---- Page
Nov  4 03:37:20 mymailman logger: pq_flush: send() failed: Bad file descriptor 
Nov  4 03:37:20 mymailman logger: NOTICE:  AbortTransaction and not in in-progress state  
Nov  4 03:37:20 mymailman logger: pq_flush: send() failed: Bad file descriptor 
Nov  4 03:37:20 mymailman logger: pq_flush: send() failed: Bad file descriptor 
Nov  4 03:37:20 mymailman logger: pq_recvbuf: recv() failed: Bad file descriptor
Nov  4 03:37:20 mymailman logger: ERROR:  infinite recursion in proc_exit 

Nov  4 03:37:20 mymailman logger: pq_flush: send() failed: Bad file descriptor 
Nov  4 03:37:20 mymailman logger: NOTICE:  AbortTransaction and not in in-progress state  
Nov  4 03:37:20 mymailman logger: pq_flush: send() failed: Bad file descriptor 
Nov  4 03:37:20 mymailman logger: pq_flush: send() failed: Bad file descriptor 
Nov  4 03:37:20 mymailman logger: pq_recvbuf: recv() failed: Bad file descriptor
Nov  4 03:37:20 mymailman logger: ERROR:  infinite recursion in proc_exit 

- K

Kristofer Munn * KMI * 973-509-9414 * AIM KrMunn * ICQ 352499 * www.munn.com



Re: [HACKERS] ERROR: infinite recursion in proc_exit

From
Tom Lane
Date:
Kristofer Munn <kmunn@munn.com> writes:
> On a number of occasions over the past couple of weeks I have encountered
> the following error during my nightly vacuum process.  It repeats
> infinitely until outside intervention.  It seems to identify the fact that
> it is stuck in an infinite recursion but unable to deal with it.
--------
§ **Set task**:
From the mailing-list thread above about the proc_exit recursion error, extract the passage starting with "Kristofer Munn *" and going on through "deal with it.", copying it word for word.
---- Provided data
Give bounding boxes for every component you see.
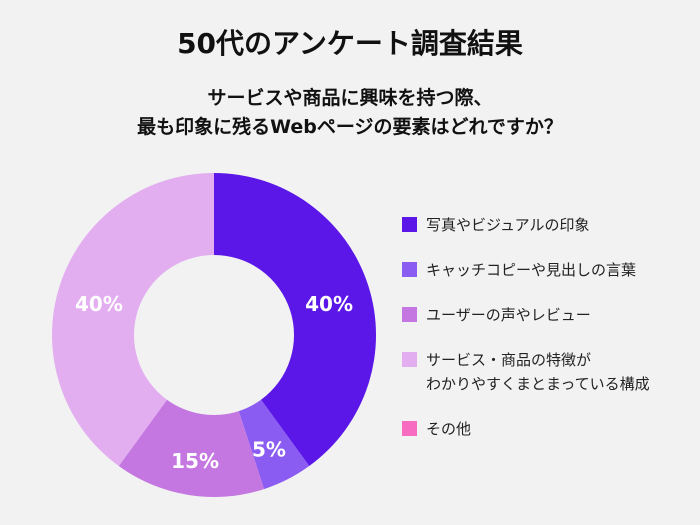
donut-slice <box>51 173 214 467</box>
chart-title: 50代のアンケート調査結果 <box>177 27 523 60</box>
data-label: 40% <box>75 292 123 316</box>
legend-item: その他 <box>402 418 692 441</box>
legend-item: 写真やビジュアルの印象 <box>402 214 692 237</box>
legend-label: その他 <box>426 420 472 438</box>
legend-item: サービス・商品の特徴が わかりやすくまとまっている構成 <box>402 349 692 396</box>
legend-label: サービス・商品の特徴が わかりやすくまとまっている構成 <box>426 351 650 393</box>
legend-swatch <box>402 217 417 232</box>
legend-item: ユーザーの声やレビュー <box>402 304 692 327</box>
legend-swatch <box>402 262 417 277</box>
legend-label: 写真やビジュアルの印象 <box>426 216 590 234</box>
chart-subtitle: サービスや商品に興味を持つ際、 最も印象に残るWebページの要素はどれですか？ <box>137 87 563 138</box>
donut-slice <box>238 399 310 490</box>
donut-slice <box>214 173 377 467</box>
legend-swatch <box>402 352 417 367</box>
legend-label: キャッチコピーや見出しの言葉 <box>426 261 637 279</box>
legend-swatch <box>402 421 417 436</box>
legend-label: ユーザーの声やレビュー <box>426 306 591 324</box>
legend: 写真やビジュアルの印象キャッチコピーや見出しの言葉 ユーザーの声やレビューサービス… <box>402 214 692 463</box>
data-label: 15% <box>171 449 219 473</box>
data-label: 40% <box>305 292 353 316</box>
donut-slice <box>118 399 265 497</box>
data-label: 5% <box>252 437 286 461</box>
legend-item: キャッチコピーや見出しの言葉 <box>402 259 692 282</box>
legend-swatch <box>402 307 417 322</box>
--------
§ **Solution below**:
Kristofer Munn * KMI * 973-509-9414 * AIM KrMunn * ICQ 352499 * www.munn.com



Re: [HACKERS] ERROR: infinite recursion in proc_exit

From
Tom Lane
Date:
Kristofer Munn <kmunn@munn.com> writes:
> On a number of occasions over the past couple of weeks I have encountered
> the following error during my nightly vacuum process.  It repeats
> infinitely until outside intervention.  It seems to identify the fact that
> it is stuck in an infinite recursion but unable to deal with it.